> **Source data**
• • • •

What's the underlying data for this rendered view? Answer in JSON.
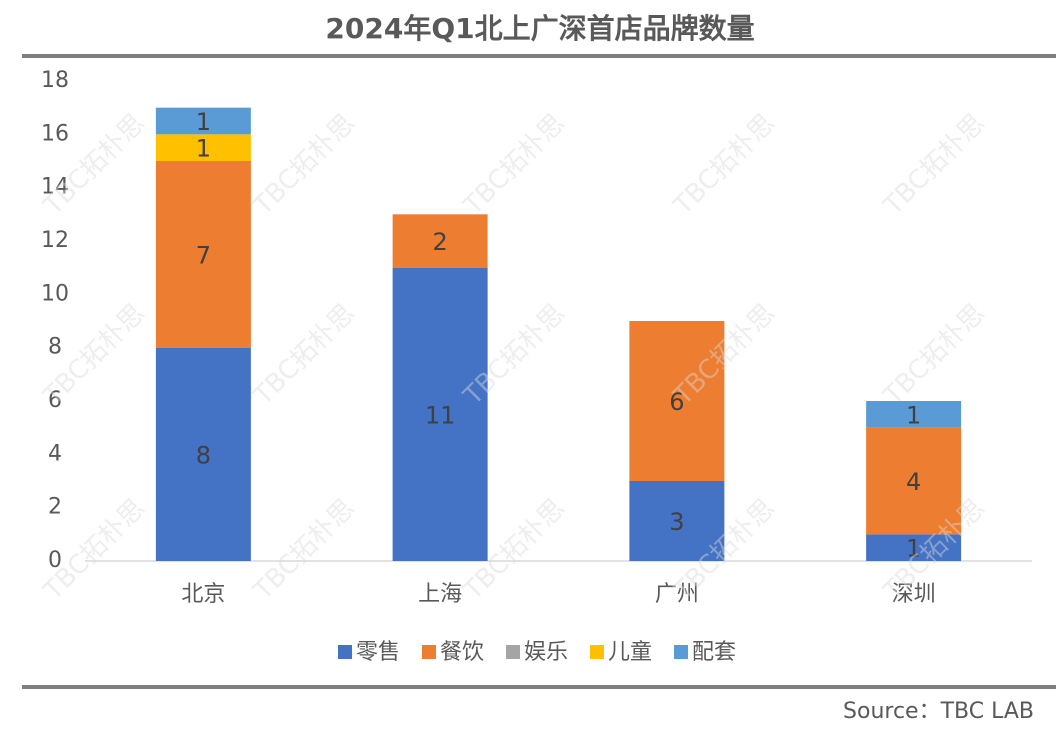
{
  "chart_data": {
    "type": "stacked_bar",
    "title": "2024年Q1北上广深首店品牌数量",
    "categories": [
      "北京",
      "上海",
      "广州",
      "深圳"
    ],
    "series": [
      {
        "name": "零售",
        "color": "#4472c4",
        "values": [
          8,
          11,
          3,
          1
        ]
      },
      {
        "name": "餐饮",
        "color": "#ed7d31",
        "values": [
          7,
          2,
          6,
          4
        ]
      },
      {
        "name": "娱乐",
        "color": "#a5a5a5",
        "values": [
          0,
          0,
          0,
          0
        ]
      },
      {
        "name": "儿童",
        "color": "#ffc000",
        "values": [
          1,
          0,
          0,
          0
        ]
      },
      {
        "name": "配套",
        "color": "#5b9bd5",
        "values": [
          1,
          0,
          0,
          1
        ]
      }
    ],
    "ylim": [
      0,
      18
    ],
    "yticks": [
      0,
      2,
      4,
      6,
      8,
      10,
      12,
      14,
      16,
      18
    ],
    "legend": "bottom",
    "watermark": "TBC拓朴思",
    "source": "Source：TBC LAB"
  }
}
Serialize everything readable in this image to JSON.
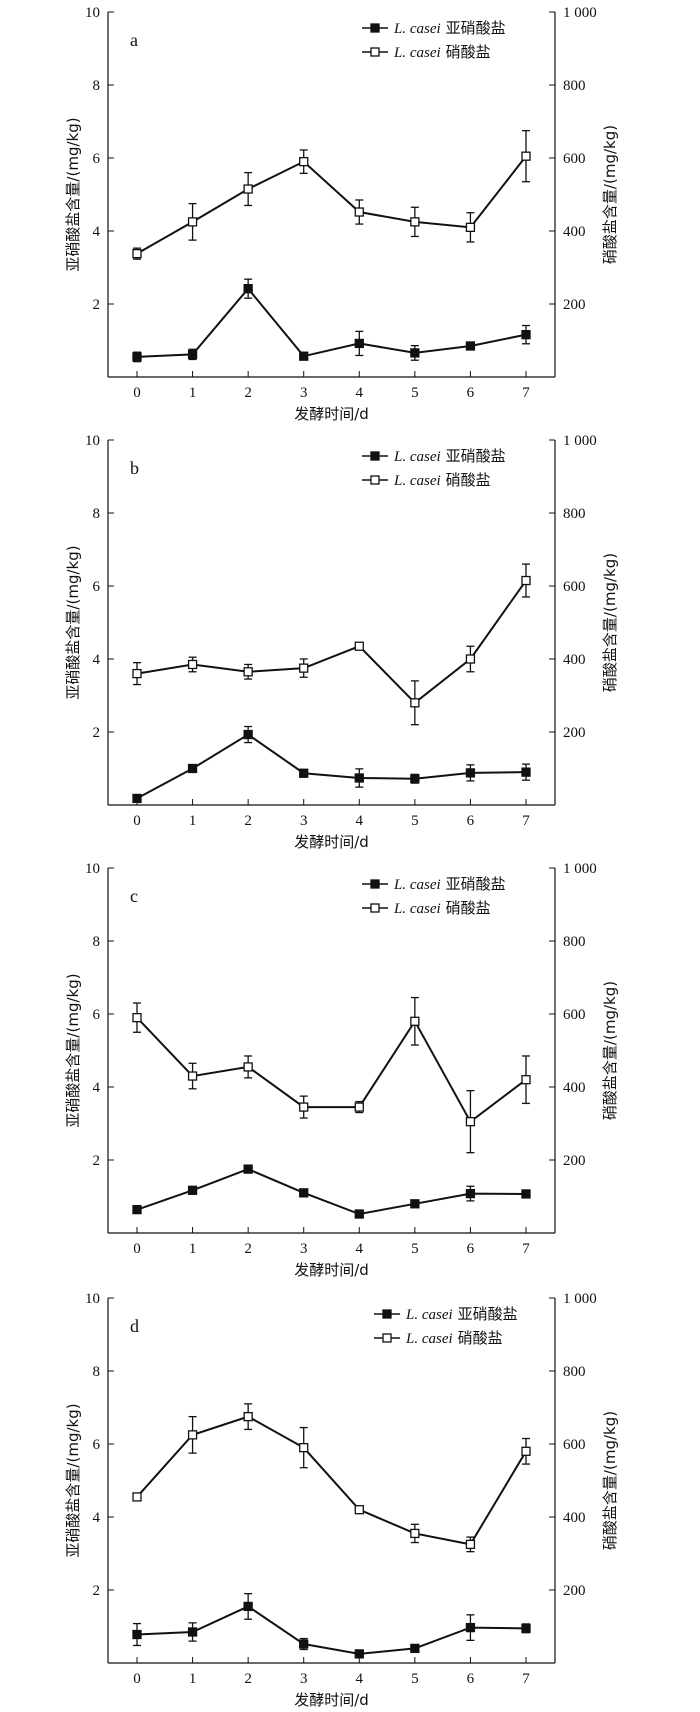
{
  "chart_data": [
    {
      "type": "line",
      "panel_label": "a",
      "categories": [
        "0",
        "1",
        "2",
        "3",
        "4",
        "5",
        "6",
        "7"
      ],
      "xlabel": "发酵时间/d",
      "ylabel": "亚硝酸盐含量/(mg/kg)",
      "y2label": "硝酸盐含量/(mg/kg)",
      "ylim": [
        0,
        10
      ],
      "y2lim": [
        0,
        1000
      ],
      "yticks": [
        "2",
        "4",
        "6",
        "8",
        "10"
      ],
      "y2ticks": [
        "200",
        "400",
        "600",
        "800",
        "1 000"
      ],
      "legend_position": "top-right",
      "series": [
        {
          "name_prefix": "L. casei",
          "name_suffix": "亚硝酸盐",
          "axis": "left",
          "marker": "filled-square",
          "values": [
            0.55,
            0.62,
            2.42,
            0.57,
            0.92,
            0.66,
            0.85,
            1.16
          ],
          "errors": [
            0.13,
            0.14,
            0.26,
            0.05,
            0.33,
            0.2,
            0.1,
            0.25
          ]
        },
        {
          "name_prefix": "L. casei",
          "name_suffix": "硝酸盐",
          "axis": "right",
          "marker": "open-square",
          "values": [
            338,
            425,
            515,
            590,
            452,
            425,
            410,
            605
          ],
          "errors": [
            15,
            50,
            45,
            32,
            33,
            40,
            40,
            70
          ]
        }
      ]
    },
    {
      "type": "line",
      "panel_label": "b",
      "categories": [
        "0",
        "1",
        "2",
        "3",
        "4",
        "5",
        "6",
        "7"
      ],
      "xlabel": "发酵时间/d",
      "ylabel": "亚硝酸盐含量/(mg/kg)",
      "y2label": "硝酸盐含量/(mg/kg)",
      "ylim": [
        0,
        10
      ],
      "y2lim": [
        0,
        1000
      ],
      "yticks": [
        "2",
        "4",
        "6",
        "8",
        "10"
      ],
      "y2ticks": [
        "200",
        "400",
        "600",
        "800",
        "1 000"
      ],
      "legend_position": "top-right",
      "series": [
        {
          "name_prefix": "L. casei",
          "name_suffix": "亚硝酸盐",
          "axis": "left",
          "marker": "filled-square",
          "values": [
            0.18,
            1.0,
            1.93,
            0.87,
            0.74,
            0.72,
            0.88,
            0.9
          ],
          "errors": [
            0.1,
            0.1,
            0.22,
            0.1,
            0.25,
            0.12,
            0.22,
            0.22
          ]
        },
        {
          "name_prefix": "L. casei",
          "name_suffix": "硝酸盐",
          "axis": "right",
          "marker": "open-square",
          "values": [
            360,
            385,
            365,
            375,
            435,
            280,
            400,
            615
          ],
          "errors": [
            30,
            20,
            20,
            25,
            8,
            60,
            35,
            45
          ]
        }
      ]
    },
    {
      "type": "line",
      "panel_label": "c",
      "categories": [
        "0",
        "1",
        "2",
        "3",
        "4",
        "5",
        "6",
        "7"
      ],
      "xlabel": "发酵时间/d",
      "ylabel": "亚硝酸盐含量/(mg/kg)",
      "y2label": "硝酸盐含量/(mg/kg)",
      "ylim": [
        0,
        10
      ],
      "y2lim": [
        0,
        1000
      ],
      "yticks": [
        "2",
        "4",
        "6",
        "8",
        "10"
      ],
      "y2ticks": [
        "200",
        "400",
        "600",
        "800",
        "1 000"
      ],
      "legend_position": "top-right",
      "series": [
        {
          "name_prefix": "L. casei",
          "name_suffix": "亚硝酸盐",
          "axis": "left",
          "marker": "filled-square",
          "values": [
            0.64,
            1.17,
            1.75,
            1.1,
            0.52,
            0.8,
            1.08,
            1.07
          ],
          "errors": [
            0.1,
            0.1,
            0.1,
            0.05,
            0.05,
            0.1,
            0.2,
            0.05
          ]
        },
        {
          "name_prefix": "L. casei",
          "name_suffix": "硝酸盐",
          "axis": "right",
          "marker": "open-square",
          "values": [
            590,
            430,
            455,
            345,
            345,
            580,
            305,
            420
          ],
          "errors": [
            40,
            35,
            30,
            30,
            15,
            65,
            85,
            65
          ]
        }
      ]
    },
    {
      "type": "line",
      "panel_label": "d",
      "categories": [
        "0",
        "1",
        "2",
        "3",
        "4",
        "5",
        "6",
        "7"
      ],
      "xlabel": "发酵时间/d",
      "ylabel": "亚硝酸盐含量/(mg/kg)",
      "y2label": "硝酸盐含量/(mg/kg)",
      "ylim": [
        0,
        10
      ],
      "y2lim": [
        0,
        1000
      ],
      "yticks": [
        "2",
        "4",
        "6",
        "8",
        "10"
      ],
      "y2ticks": [
        "200",
        "400",
        "600",
        "800",
        "1 000"
      ],
      "legend_position": "top-right",
      "series": [
        {
          "name_prefix": "L. casei",
          "name_suffix": "亚硝酸盐",
          "axis": "left",
          "marker": "filled-square",
          "values": [
            0.78,
            0.85,
            1.55,
            0.52,
            0.25,
            0.4,
            0.97,
            0.95
          ],
          "errors": [
            0.3,
            0.25,
            0.35,
            0.15,
            0.1,
            0.05,
            0.35,
            0.12
          ]
        },
        {
          "name_prefix": "L. casei",
          "name_suffix": "硝酸盐",
          "axis": "right",
          "marker": "open-square",
          "values": [
            455,
            625,
            675,
            590,
            420,
            355,
            325,
            580
          ],
          "errors": [
            10,
            50,
            35,
            55,
            8,
            25,
            20,
            35
          ]
        }
      ]
    }
  ]
}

• • • •

> **Problem**
Return all the entries word for word, but omit any pictures they contain.

> **Task result**
What's the underlying data for this rendered view? Answer in JSON.
{
  "chart_data": {
    "type": "stacked_bar",
    "title": "2024年Q1北上广深首店品牌数量",
    "categories": [
      "北京",
      "上海",
      "广州",
      "深圳"
    ],
    "series": [
      {
        "name": "零售",
        "color": "#4472c4",
        "values": [
          8,
          11,
          3,
          1
        ]
      },
      {
        "name": "餐饮",
        "color": "#ed7d31",
        "values": [
          7,
          2,
          6,
          4
        ]
      },
      {
        "name": "娱乐",
        "color": "#a5a5a5",
        "values": [
          0,
          0,
          0,
          0
        ]
      },
      {
        "name": "儿童",
        "color": "#ffc000",
        "values": [
          1,
          0,
          0,
          0
        ]
      },
      {
        "name": "配套",
        "color": "#5b9bd5",
        "values": [
          1,
          0,
          0,
          1
        ]
      }
    ],
    "ylim": [
      0,
      18
    ],
    "yticks": [
      0,
      2,
      4,
      6,
      8,
      10,
      12,
      14,
      16,
      18
    ],
    "legend": "bottom",
    "watermark": "TBC拓朴思",
    "source": "Source：TBC LAB"
  }
}
Serialize everything readable in this image to JSON.
{
  "chart_data": [
    {
      "type": "line",
      "panel_label": "a",
      "categories": [
        "0",
        "1",
        "2",
        "3",
        "4",
        "5",
        "6",
        "7"
      ],
      "xlabel": "发酵时间/d",
      "ylabel": "亚硝酸盐含量/(mg/kg)",
      "y2label": "硝酸盐含量/(mg/kg)",
      "ylim": [
        0,
        10
      ],
      "y2lim": [
        0,
        1000
      ],
      "yticks": [
        "2",
        "4",
        "6",
        "8",
        "10"
      ],
      "y2ticks": [
        "200",
        "400",
        "600",
        "800",
        "1 000"
      ],
      "legend_position": "top-right",
      "series": [
        {
          "name_prefix": "L. casei",
          "name_suffix": "亚硝酸盐",
          "axis": "left",
          "marker": "filled-square",
          "values": [
            0.55,
            0.62,
            2.42,
            0.57,
            0.92,
            0.66,
            0.85,
            1.16
          ],
          "errors": [
            0.13,
            0.14,
            0.26,
            0.05,
            0.33,
            0.2,
            0.1,
            0.25
          ]
        },
        {
          "name_prefix": "L. casei",
          "name_suffix": "硝酸盐",
          "axis": "right",
          "marker": "open-square",
          "values": [
            338,
            425,
            515,
            590,
            452,
            425,
            410,
            605
          ],
          "errors": [
            15,
            50,
            45,
            32,
            33,
            40,
            40,
            70
          ]
        }
      ]
    },
    {
      "type": "line",
      "panel_label": "b",
      "categories": [
        "0",
        "1",
        "2",
        "3",
        "4",
        "5",
        "6",
        "7"
      ],
      "xlabel": "发酵时间/d",
      "ylabel": "亚硝酸盐含量/(mg/kg)",
      "y2label": "硝酸盐含量/(mg/kg)",
      "ylim": [
        0,
        10
      ],
      "y2lim": [
        0,
        1000
      ],
      "yticks": [
        "2",
        "4",
        "6",
        "8",
        "10"
      ],
      "y2ticks": [
        "200",
        "400",
        "600",
        "800",
        "1 000"
      ],
      "legend_position": "top-right",
      "series": [
        {
          "name_prefix": "L. casei",
          "name_suffix": "亚硝酸盐",
          "axis": "left",
          "marker": "filled-square",
          "values": [
            0.18,
            1.0,
            1.93,
            0.87,
            0.74,
            0.72,
            0.88,
            0.9
          ],
          "errors": [
            0.1,
            0.1,
            0.22,
            0.1,
            0.25,
            0.12,
            0.22,
            0.22
          ]
        },
        {
          "name_prefix": "L. casei",
          "name_suffix": "硝酸盐",
          "axis": "right",
          "marker": "open-square",
          "values": [
            360,
            385,
            365,
            375,
            435,
            280,
            400,
            615
          ],
          "errors": [
            30,
            20,
            20,
            25,
            8,
            60,
            35,
            45
          ]
        }
      ]
    },
    {
      "type": "line",
      "panel_label": "c",
      "categories": [
        "0",
        "1",
        "2",
        "3",
        "4",
        "5",
        "6",
        "7"
      ],
      "xlabel": "发酵时间/d",
      "ylabel": "亚硝酸盐含量/(mg/kg)",
      "y2label": "硝酸盐含量/(mg/kg)",
      "ylim": [
        0,
        10
      ],
      "y2lim": [
        0,
        1000
      ],
      "yticks": [
        "2",
        "4",
        "6",
        "8",
        "10"
      ],
      "y2ticks": [
        "200",
        "400",
        "600",
        "800",
        "1 000"
      ],
      "legend_position": "top-right",
      "series": [
        {
          "name_prefix": "L. casei",
          "name_suffix": "亚硝酸盐",
          "axis": "left",
          "marker": "filled-square",
          "values": [
            0.64,
            1.17,
            1.75,
            1.1,
            0.52,
            0.8,
            1.08,
            1.07
          ],
          "errors": [
            0.1,
            0.1,
            0.1,
            0.05,
            0.05,
            0.1,
            0.2,
            0.05
          ]
        },
        {
          "name_prefix": "L. casei",
          "name_suffix": "硝酸盐",
          "axis": "right",
          "marker": "open-square",
          "values": [
            590,
            430,
            455,
            345,
            345,
            580,
            305,
            420
          ],
          "errors": [
            40,
            35,
            30,
            30,
            15,
            65,
            85,
            65
          ]
        }
      ]
    },
    {
      "type": "line",
      "panel_label": "d",
      "categories": [
        "0",
        "1",
        "2",
        "3",
        "4",
        "5",
        "6",
        "7"
      ],
      "xlabel": "发酵时间/d",
      "ylabel": "亚硝酸盐含量/(mg/kg)",
      "y2label": "硝酸盐含量/(mg/kg)",
      "ylim": [
        0,
        10
      ],
      "y2lim": [
        0,
        1000
      ],
      "yticks": [
        "2",
        "4",
        "6",
        "8",
        "10"
      ],
      "y2ticks": [
        "200",
        "400",
        "600",
        "800",
        "1 000"
      ],
      "legend_position": "top-right",
      "series": [
        {
          "name_prefix": "L. casei",
          "name_suffix": "亚硝酸盐",
          "axis": "left",
          "marker": "filled-square",
          "values": [
            0.78,
            0.85,
            1.55,
            0.52,
            0.25,
            0.4,
            0.97,
            0.95
          ],
          "errors": [
            0.3,
            0.25,
            0.35,
            0.15,
            0.1,
            0.05,
            0.35,
            0.12
          ]
        },
        {
          "name_prefix": "L. casei",
          "name_suffix": "硝酸盐",
          "axis": "right",
          "marker": "open-square",
          "values": [
            455,
            625,
            675,
            590,
            420,
            355,
            325,
            580
          ],
          "errors": [
            10,
            50,
            35,
            55,
            8,
            25,
            20,
            35
          ]
        }
      ]
    }
  ]
}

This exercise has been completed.